» **Petit exercice 1**
D'après le texte sur Jeanne Malivel, pourquoi ses parents l'ont-ils soutenue financièrement dans ses études d'art ? Répondez en une ou deux phrases.
» **Petit exercice 2**
Poursuivez, s'il vous plaît, le texte sur Jeanne Malivel à partir de sa dernière phrase.

La « fille de Loudéac » est considérée comme une pionnière de l’art moderne breton. Dès le début du XXe siècle, elle s’est évertuée à en faire un vecteur d’emploi et d’émancipation.
Aujourd’hui, on aurait dit d’elle qu’elle était « féministe ». Mais Jeanne Malivel n’a pas attendu ces débats sémantiques pour s’engager dans des causes qui lui paraissaient nobles et justes, dès le début du XXe siècle. Et c’est en cela qu’elle était une femme et une artiste d’une grande modernité, autant dans les idées que dans le travail.
La « fille de Loudéac », née en 1895, est pourtant vite tombée dans l’oubli après sa mort, à l’âge de 31 ans.
« Elle a pris le taureau par les cornes »
« À une époque où on apprenait surtout aux jeunes filles à être de bonnes épouses et mères de famille, Jeanne Malivel a été soutenue financièrement par ses parents dans ses études d’art, explique Bernard Verlingue, le conservateur du musée de la Faïence de Quimper (Finistère) qui lui consacre actuellement une exposition estivale. Ils avaient très vite pris conscience de son don précoce pour le dessin. »
Elle décroche, en 1919, un diplôme de l’École nationale supérieure des Beaux-arts de Paris. La jeune artiste spécialisée dans la gravure sur bois retourne sur ses terres natales. Elle se met à œuvrer en faveur de la rénovation d’une production bretonne qu’elle juge académique et stéréotypée. « Elle a pris le taureau par les cornes et s’est investie dans un nombre invraisemblable de projets, de commandes et de collaborations. »

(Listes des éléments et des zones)
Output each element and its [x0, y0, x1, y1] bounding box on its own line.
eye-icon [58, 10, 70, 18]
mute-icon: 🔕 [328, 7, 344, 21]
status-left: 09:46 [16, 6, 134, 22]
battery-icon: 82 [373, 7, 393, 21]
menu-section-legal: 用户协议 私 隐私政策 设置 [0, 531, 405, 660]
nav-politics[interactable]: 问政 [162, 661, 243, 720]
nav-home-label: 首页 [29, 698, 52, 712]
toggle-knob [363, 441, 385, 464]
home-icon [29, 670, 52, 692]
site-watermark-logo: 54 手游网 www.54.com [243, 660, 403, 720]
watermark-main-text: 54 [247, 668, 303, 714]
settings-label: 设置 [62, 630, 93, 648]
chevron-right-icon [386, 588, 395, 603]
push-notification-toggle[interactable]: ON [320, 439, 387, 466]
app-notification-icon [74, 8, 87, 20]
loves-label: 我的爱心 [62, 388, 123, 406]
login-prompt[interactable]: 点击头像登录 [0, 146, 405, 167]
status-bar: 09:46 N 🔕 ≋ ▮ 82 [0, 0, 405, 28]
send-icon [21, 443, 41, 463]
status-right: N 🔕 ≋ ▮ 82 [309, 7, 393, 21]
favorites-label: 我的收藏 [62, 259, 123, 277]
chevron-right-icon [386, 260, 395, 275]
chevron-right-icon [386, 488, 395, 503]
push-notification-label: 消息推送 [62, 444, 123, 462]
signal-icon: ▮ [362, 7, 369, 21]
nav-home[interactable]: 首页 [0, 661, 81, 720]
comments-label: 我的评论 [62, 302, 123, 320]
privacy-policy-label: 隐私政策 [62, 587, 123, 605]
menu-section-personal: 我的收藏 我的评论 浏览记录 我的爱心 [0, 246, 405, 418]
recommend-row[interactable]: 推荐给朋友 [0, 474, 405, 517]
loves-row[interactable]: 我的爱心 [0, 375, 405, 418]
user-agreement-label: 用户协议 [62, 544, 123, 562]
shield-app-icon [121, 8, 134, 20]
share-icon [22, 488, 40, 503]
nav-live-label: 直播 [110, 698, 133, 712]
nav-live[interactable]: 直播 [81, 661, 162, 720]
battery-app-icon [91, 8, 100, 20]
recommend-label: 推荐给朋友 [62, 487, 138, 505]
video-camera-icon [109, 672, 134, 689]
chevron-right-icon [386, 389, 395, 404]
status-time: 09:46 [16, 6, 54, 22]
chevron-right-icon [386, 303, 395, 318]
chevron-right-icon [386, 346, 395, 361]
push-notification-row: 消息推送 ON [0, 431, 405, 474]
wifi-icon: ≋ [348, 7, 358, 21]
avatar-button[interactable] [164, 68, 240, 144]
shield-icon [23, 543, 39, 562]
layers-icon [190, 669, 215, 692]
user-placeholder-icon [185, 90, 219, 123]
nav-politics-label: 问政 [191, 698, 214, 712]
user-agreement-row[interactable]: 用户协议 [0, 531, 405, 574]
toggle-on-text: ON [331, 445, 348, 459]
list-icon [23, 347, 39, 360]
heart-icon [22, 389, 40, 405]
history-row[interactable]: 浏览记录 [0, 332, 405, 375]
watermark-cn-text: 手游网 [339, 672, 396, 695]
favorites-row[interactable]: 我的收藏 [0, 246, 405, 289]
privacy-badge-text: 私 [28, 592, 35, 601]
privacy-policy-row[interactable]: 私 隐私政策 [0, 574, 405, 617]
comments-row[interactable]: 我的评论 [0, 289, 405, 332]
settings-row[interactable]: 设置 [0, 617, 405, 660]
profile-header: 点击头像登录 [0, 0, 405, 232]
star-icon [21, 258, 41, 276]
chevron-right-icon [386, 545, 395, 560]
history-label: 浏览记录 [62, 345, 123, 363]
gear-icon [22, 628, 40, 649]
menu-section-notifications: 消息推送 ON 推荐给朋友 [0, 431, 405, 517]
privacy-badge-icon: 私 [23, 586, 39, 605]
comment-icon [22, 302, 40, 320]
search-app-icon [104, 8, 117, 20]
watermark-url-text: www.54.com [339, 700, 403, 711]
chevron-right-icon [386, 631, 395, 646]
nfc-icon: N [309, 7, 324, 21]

» **Réponse 1**
Ses parents l'ont soutenue parce qu'ils avaient très vite pris conscience de son don précoce pour le dessin.

» **Réponse 2**
Textile, broderie, gravure sur bois, céramique, dessin, mobilier, peinture, faïence, vitrail… en plus d’être touche-à-tout, Jeanne Malivel produisait « tous azimuts ».
L’art au service de l’emploi
Cette boulimique du travail voyait la modernisation de l’art à travers la réalisation d’œuvres, non seulement minutieuses et épurées, mais surtout « concrètes » qui débouchaient sur des emplois pour les femmes. « Elle leur fournissait le matériel et les formait gratuitement dans son atelier ».
Celle qui détestait Paris voulait mettre un terme à l’exode « massif » des jeunes filles de l’époque vers la capitale pour servir de bonnes à tout faire pour le compte de riches bourgeois. « Elle a pris un engagement vis-à-vis de la population locale, mais sans aspect politique », précise Bernard Verlingue.
Plusieurs artistes vont se rallier à sa cause en 1923 en intégrant les Seiz Breur. Le mouvement précurseur de l’art moderne breton, que l’on doit une nouvelle fois à « la fille de Loudéac », cimente une vraie orientation et conforte l’idée qu’un chantier de rénovation est nécessaire en Bretagne.
Une fin tragique
Le mariage « qui en a surpris plus d’un » de Jeanne Malivel avec un inspecteur des impôts, en 1925, « à peine trois mois après leur rencontre », est le début d’une parenthèse dans sa vie d’artiste et dans son investissement dans les Seiz Breur. « Elle a préféré partir en voyage de noces plutôt que d’assister à l’inauguration du pavillon breton. » Une parenthèse qui s’est brutalement refermée.
Si sa foi n’a jamais influencé son travail, elle a en revanche « causé sa perte ». Atteinte de la tuberculose, la jeune femme ne peut pas garder l’enfant qu’elle porte. Par convictions religieuses, elle refuse l’avortement et ils décèdent tous les deux, le 2 septembre 1926.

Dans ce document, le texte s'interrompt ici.